Reproduce the entries in full, with no changes.

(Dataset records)
--*--

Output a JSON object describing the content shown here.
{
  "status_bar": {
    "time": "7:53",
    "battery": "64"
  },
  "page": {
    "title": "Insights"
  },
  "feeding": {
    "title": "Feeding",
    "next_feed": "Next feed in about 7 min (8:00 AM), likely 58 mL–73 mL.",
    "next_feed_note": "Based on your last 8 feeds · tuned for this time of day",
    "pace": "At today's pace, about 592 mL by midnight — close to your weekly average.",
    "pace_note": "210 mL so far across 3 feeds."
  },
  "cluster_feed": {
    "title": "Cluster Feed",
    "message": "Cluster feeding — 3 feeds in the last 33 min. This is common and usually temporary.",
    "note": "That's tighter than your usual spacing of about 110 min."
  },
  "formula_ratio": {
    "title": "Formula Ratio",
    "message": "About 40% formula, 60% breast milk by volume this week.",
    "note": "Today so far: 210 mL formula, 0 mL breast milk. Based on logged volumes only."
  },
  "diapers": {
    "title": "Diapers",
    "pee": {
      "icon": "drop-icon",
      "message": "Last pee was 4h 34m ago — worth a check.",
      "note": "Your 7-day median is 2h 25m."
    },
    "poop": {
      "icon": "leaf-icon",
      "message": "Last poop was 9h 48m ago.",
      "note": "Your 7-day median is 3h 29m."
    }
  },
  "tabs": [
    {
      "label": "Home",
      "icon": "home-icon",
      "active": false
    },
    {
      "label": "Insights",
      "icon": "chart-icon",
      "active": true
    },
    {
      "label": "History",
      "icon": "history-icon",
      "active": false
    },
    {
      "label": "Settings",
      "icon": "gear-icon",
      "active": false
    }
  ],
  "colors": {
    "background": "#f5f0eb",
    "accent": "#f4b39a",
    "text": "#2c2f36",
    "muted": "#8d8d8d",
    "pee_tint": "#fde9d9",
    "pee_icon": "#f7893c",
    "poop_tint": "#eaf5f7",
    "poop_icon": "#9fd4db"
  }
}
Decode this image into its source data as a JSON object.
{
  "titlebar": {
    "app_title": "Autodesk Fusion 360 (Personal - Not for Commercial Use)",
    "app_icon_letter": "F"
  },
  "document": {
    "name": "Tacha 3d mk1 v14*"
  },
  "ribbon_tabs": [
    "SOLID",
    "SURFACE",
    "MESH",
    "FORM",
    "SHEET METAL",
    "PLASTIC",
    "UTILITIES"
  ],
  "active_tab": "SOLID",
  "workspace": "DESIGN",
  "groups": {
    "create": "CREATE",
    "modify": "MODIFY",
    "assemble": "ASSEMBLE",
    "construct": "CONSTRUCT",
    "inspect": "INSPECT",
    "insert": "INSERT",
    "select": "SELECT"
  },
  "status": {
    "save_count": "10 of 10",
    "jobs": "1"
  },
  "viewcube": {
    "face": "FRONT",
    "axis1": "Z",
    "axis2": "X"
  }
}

--*--

(Solution for this task):
Output a JSON object describing the content shown here.
{
  "status_bar": {
    "time": "7:53",
    "battery": "64"
  },
  "page": {
    "title": "Insights"
  },
  "feeding": {
    "title": "Feeding",
    "next_feed": "Next feed in about 7 min (8:00 AM), likely 58 mL–73 mL.",
    "next_feed_note": "Based on your last 8 feeds · tuned for this time of day",
    "pace": "At today's pace, about 592 mL by midnight — close to your weekly average.",
    "pace_note": "210 mL so far across 3 feeds."
  },
  "cluster_feed": {
    "title": "Cluster Feed",
    "message": "Cluster feeding — 3 feeds in the last 33 min. This is common and usually temporary.",
    "note": "That's tighter than your usual spacing of about 110 min."
  },
  "formula_ratio": {
    "title": "Formula Ratio",
    "message": "About 40% formula, 60% breast milk by volume this week.",
    "note": "Today so far: 210 mL formula, 0 mL breast milk. Based on logged volumes only."
  },
  "diapers": {
    "title": "Diapers",
    "pee": {
      "icon": "drop-icon",
      "message": "Last pee was 4h 34m ago — worth a check.",
      "note": "Your 7-day median is 2h 25m."
    },
    "poop": {
      "icon": "leaf-icon",
      "message": "Last poop was 9h 48m ago.",
      "note": "Your 7-day median is 3h 29m."
    }
  },
  "tabs": [
    {
      "label": "Home",
      "icon": "home-icon",
      "active": false
    },
    {
      "label": "Insights",
      "icon": "chart-icon",
      "active": true
    },
    {
      "label": "History",
      "icon": "history-icon",
      "active": false
    },
    {
      "label": "Settings",
      "icon": "gear-icon",
      "active": false
    }
  ],
  "colors": {
    "background": "#f5f0eb",
    "accent": "#f4b39a",
    "text": "#2c2f36",
    "muted": "#8d8d8d",
    "pee_tint": "#fde9d9",
    "pee_icon": "#f7893c",
    "poop_tint": "#eaf5f7",
    "poop_icon": "#9fd4db"
  }
}
Decode this image into its source data as a JSON object.
{
  "titlebar": {
    "app_title": "Autodesk Fusion 360 (Personal - Not for Commercial Use)",
    "app_icon_letter": "F"
  },
  "document": {
    "name": "Tacha 3d mk1 v14*"
  },
  "ribbon_tabs": [
    "SOLID",
    "SURFACE",
    "MESH",
    "FORM",
    "SHEET METAL",
    "PLASTIC",
    "UTILITIES"
  ],
  "active_tab": "SOLID",
  "workspace": "DESIGN",
  "groups": {
    "create": "CREATE",
    "modify": "MODIFY",
    "assemble": "ASSEMBLE",
    "construct": "CONSTRUCT",
    "inspect": "INSPECT",
    "insert": "INSERT",
    "select": "SELECT"
  },
  "status": {
    "save_count": "10 of 10",
    "jobs": "1"
  },
  "viewcube": {
    "face": "FRONT",
    "axis1": "Z",
    "axis2": "X"
  }
}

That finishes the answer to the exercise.